(EXTRACTED ENTRIES)
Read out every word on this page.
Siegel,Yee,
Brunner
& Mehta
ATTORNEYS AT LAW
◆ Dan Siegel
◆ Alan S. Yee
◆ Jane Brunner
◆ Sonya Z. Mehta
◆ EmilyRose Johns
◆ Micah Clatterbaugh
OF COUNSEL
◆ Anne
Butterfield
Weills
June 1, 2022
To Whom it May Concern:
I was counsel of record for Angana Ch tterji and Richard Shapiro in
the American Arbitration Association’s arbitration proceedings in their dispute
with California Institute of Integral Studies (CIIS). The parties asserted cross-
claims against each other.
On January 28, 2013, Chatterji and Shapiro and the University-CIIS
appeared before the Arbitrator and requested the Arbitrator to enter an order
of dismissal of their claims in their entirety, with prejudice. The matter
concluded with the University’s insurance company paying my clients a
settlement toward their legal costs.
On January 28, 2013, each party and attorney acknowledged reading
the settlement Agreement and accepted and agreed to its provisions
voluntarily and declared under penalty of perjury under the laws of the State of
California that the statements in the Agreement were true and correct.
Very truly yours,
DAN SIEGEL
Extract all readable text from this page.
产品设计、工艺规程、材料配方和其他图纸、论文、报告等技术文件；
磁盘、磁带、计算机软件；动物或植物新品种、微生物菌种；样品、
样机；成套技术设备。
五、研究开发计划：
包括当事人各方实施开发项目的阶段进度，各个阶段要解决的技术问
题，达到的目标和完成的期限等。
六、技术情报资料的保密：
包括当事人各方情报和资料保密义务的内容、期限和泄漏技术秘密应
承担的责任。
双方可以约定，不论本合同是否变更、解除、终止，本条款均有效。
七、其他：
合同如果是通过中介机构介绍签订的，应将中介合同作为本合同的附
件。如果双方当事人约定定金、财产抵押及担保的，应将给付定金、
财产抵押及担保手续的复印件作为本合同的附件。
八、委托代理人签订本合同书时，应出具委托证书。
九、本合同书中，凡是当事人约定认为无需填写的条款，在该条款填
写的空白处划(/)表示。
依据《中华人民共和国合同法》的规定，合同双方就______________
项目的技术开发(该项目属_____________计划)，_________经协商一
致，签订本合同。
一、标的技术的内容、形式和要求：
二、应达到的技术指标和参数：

(DIRECTIVE)
Check every line of the entries above for the word "their" and report how many lines contain it, giving the number only.

(FINAL ANSWER)
3